## WRITTEN EXERCISE
Separate out the lines that hold "EDAD".

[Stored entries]
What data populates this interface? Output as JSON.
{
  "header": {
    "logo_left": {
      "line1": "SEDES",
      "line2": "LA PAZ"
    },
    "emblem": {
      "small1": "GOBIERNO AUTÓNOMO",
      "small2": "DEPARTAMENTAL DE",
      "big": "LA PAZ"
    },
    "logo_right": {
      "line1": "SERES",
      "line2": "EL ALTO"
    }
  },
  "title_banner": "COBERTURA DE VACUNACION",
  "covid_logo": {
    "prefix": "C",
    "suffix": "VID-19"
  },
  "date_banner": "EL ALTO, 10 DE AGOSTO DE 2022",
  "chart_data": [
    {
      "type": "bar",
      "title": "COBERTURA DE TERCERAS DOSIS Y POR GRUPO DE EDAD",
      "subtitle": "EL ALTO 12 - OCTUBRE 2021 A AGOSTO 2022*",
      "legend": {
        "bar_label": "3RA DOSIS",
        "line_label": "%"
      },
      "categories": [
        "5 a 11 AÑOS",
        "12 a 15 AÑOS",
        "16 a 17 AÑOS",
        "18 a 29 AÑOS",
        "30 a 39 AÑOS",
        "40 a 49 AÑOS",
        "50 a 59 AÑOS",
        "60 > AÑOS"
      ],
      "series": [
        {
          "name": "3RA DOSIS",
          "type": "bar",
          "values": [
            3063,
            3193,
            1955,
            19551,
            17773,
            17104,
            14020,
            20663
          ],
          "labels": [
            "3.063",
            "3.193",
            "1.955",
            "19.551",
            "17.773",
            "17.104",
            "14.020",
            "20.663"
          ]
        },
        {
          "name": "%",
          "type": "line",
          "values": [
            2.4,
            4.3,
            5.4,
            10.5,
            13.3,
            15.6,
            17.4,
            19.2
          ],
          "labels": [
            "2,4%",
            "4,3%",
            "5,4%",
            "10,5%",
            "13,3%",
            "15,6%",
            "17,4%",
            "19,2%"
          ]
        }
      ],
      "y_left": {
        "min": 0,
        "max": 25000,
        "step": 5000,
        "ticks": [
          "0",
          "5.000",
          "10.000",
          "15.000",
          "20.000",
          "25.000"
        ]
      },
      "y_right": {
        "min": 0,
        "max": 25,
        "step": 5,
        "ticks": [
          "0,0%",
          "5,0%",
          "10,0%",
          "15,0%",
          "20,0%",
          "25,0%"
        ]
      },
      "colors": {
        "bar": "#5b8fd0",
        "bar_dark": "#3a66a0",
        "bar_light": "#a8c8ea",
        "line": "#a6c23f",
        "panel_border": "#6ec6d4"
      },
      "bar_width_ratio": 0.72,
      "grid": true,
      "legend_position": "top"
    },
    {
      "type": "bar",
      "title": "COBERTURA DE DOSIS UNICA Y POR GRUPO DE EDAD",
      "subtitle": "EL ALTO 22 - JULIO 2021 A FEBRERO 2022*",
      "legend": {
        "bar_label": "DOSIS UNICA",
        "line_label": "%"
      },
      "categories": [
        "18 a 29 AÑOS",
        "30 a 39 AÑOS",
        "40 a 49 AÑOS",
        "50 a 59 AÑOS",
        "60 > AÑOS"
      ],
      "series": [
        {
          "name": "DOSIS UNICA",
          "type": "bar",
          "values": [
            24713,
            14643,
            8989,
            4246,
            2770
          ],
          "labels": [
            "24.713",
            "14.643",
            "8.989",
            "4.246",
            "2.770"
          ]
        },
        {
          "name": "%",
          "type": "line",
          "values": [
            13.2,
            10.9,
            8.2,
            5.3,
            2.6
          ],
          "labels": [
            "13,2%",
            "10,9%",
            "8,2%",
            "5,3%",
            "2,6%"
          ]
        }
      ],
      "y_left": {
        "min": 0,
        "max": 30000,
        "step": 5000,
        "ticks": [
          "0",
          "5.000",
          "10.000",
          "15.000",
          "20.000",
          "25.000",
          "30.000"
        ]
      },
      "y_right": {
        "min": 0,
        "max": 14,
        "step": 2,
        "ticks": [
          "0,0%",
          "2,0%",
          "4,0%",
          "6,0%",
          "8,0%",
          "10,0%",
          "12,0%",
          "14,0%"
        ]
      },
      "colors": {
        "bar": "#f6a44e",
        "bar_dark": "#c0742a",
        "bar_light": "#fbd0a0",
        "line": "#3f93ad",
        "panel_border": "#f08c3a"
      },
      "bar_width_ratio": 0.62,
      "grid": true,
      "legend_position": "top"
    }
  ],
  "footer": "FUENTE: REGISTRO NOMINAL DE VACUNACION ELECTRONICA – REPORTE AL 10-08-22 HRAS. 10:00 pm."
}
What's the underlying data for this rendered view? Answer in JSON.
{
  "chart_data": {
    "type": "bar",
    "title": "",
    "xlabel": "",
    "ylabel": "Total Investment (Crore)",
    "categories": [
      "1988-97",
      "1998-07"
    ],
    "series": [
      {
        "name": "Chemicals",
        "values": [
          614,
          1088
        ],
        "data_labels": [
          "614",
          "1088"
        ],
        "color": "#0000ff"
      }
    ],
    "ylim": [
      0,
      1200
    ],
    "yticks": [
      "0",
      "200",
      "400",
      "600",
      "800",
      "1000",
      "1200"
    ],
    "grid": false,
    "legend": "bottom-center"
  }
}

## EXERCISE SOLUTION
      "title": "COBERTURA DE TERCERAS DOSIS Y POR GRUPO DE EDAD",
      "title": "COBERTURA DE DOSIS UNICA Y POR GRUPO DE EDAD",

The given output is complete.